START Records shown

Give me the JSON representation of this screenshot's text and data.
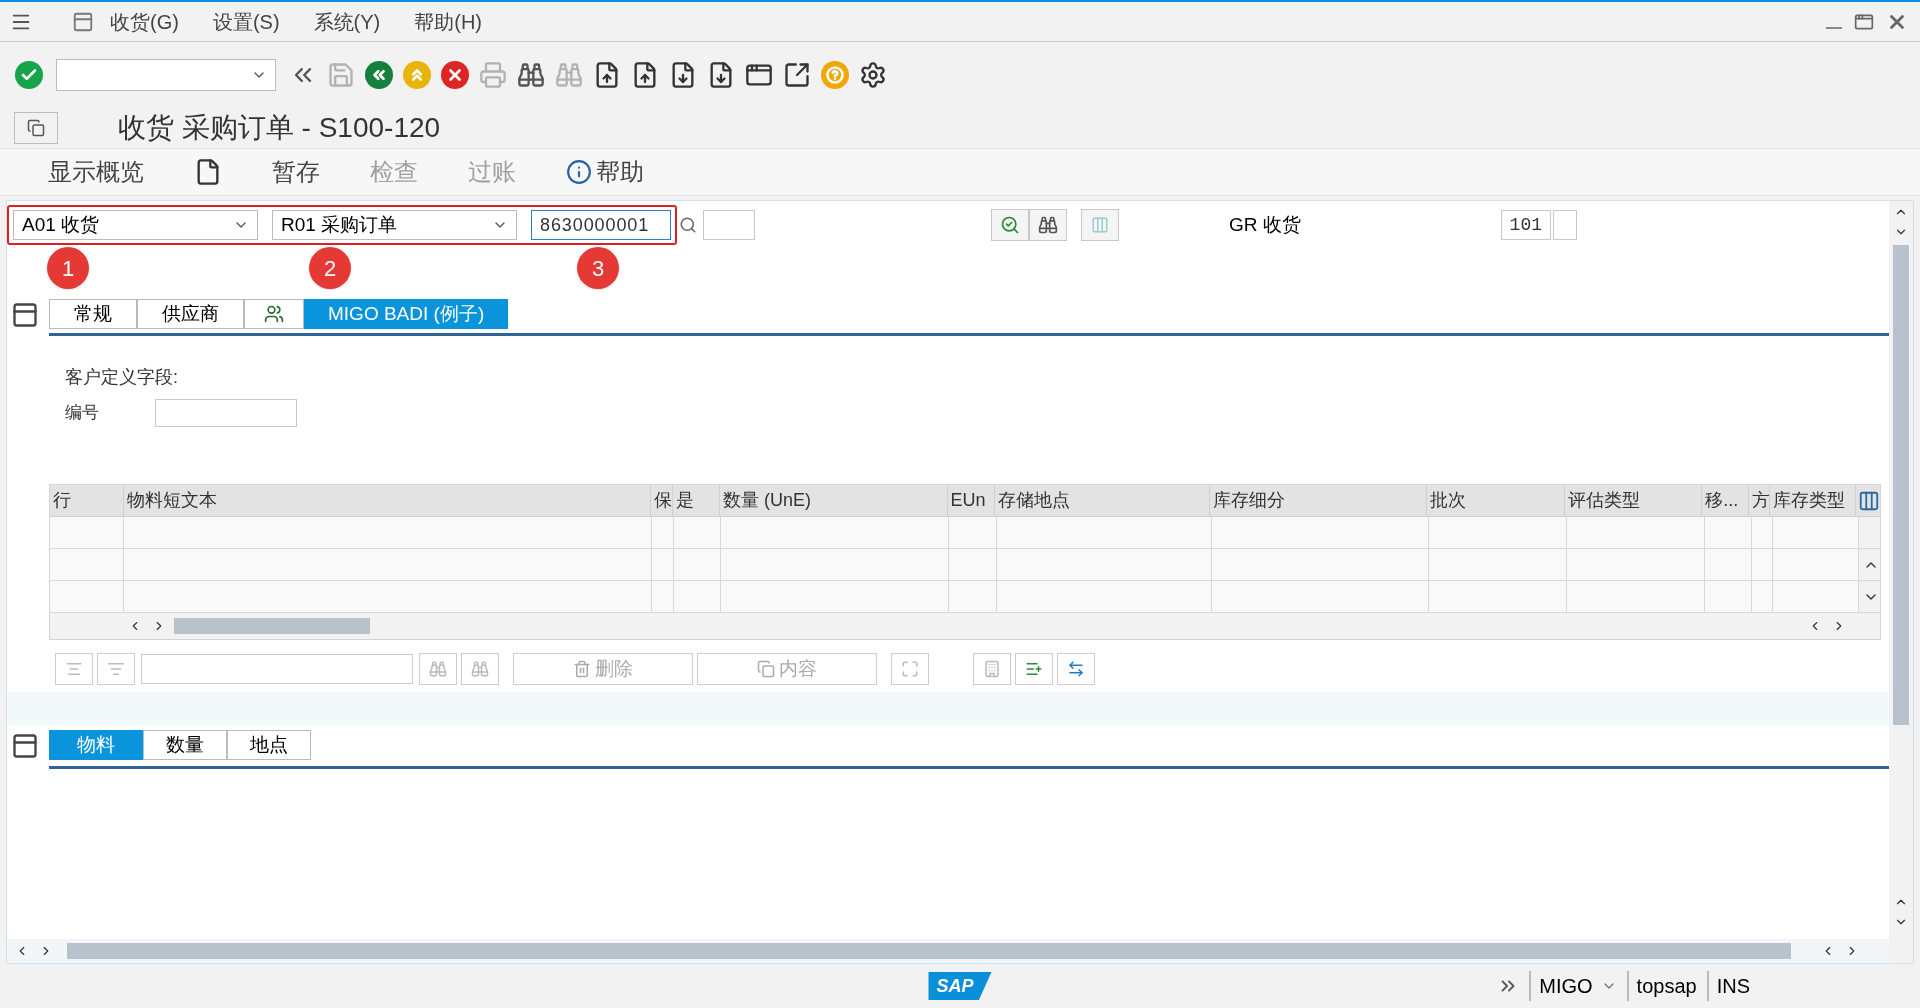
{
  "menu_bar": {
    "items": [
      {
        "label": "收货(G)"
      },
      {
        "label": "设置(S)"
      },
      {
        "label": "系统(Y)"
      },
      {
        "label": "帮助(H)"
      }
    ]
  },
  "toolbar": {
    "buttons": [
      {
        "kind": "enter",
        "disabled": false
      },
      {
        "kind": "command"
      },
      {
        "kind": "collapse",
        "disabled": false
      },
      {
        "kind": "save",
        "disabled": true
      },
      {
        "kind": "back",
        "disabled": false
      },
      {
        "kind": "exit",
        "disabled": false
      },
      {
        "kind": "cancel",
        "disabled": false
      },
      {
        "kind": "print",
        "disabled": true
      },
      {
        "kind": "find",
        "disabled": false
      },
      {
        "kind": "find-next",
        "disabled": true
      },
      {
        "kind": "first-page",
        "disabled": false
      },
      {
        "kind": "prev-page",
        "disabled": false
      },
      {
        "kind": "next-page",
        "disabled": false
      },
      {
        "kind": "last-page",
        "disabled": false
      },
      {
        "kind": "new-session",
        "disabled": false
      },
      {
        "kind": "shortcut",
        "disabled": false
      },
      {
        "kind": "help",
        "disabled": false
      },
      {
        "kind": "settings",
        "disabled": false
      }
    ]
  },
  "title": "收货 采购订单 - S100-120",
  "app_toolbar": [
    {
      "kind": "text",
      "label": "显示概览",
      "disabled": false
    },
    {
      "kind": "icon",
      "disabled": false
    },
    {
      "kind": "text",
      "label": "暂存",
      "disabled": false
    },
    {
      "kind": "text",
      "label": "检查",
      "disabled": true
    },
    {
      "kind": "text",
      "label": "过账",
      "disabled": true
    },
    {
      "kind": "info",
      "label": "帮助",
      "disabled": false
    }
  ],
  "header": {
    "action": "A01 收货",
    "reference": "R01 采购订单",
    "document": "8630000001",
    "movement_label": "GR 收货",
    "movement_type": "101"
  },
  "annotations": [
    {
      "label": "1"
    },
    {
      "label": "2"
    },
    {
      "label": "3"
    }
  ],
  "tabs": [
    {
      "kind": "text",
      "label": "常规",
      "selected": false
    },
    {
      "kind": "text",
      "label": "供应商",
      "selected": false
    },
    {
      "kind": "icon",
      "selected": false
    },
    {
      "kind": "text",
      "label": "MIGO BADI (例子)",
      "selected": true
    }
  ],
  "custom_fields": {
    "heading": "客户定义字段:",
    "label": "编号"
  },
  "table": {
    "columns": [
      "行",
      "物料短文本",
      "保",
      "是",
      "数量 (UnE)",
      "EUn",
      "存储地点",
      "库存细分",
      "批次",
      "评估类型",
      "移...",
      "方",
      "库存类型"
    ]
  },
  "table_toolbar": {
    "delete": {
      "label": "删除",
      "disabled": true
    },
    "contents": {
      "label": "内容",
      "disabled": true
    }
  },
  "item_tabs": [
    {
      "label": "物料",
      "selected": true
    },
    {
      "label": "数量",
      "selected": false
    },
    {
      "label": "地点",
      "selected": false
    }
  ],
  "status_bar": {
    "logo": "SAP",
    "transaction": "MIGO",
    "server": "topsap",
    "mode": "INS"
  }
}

END Records shown

Problem to work on:
Isolate the lines above that contain the word "page" and copy them.

Response:
        "kind": "first-page",
        "kind": "prev-page",
        "kind": "next-page",
        "kind": "last-page",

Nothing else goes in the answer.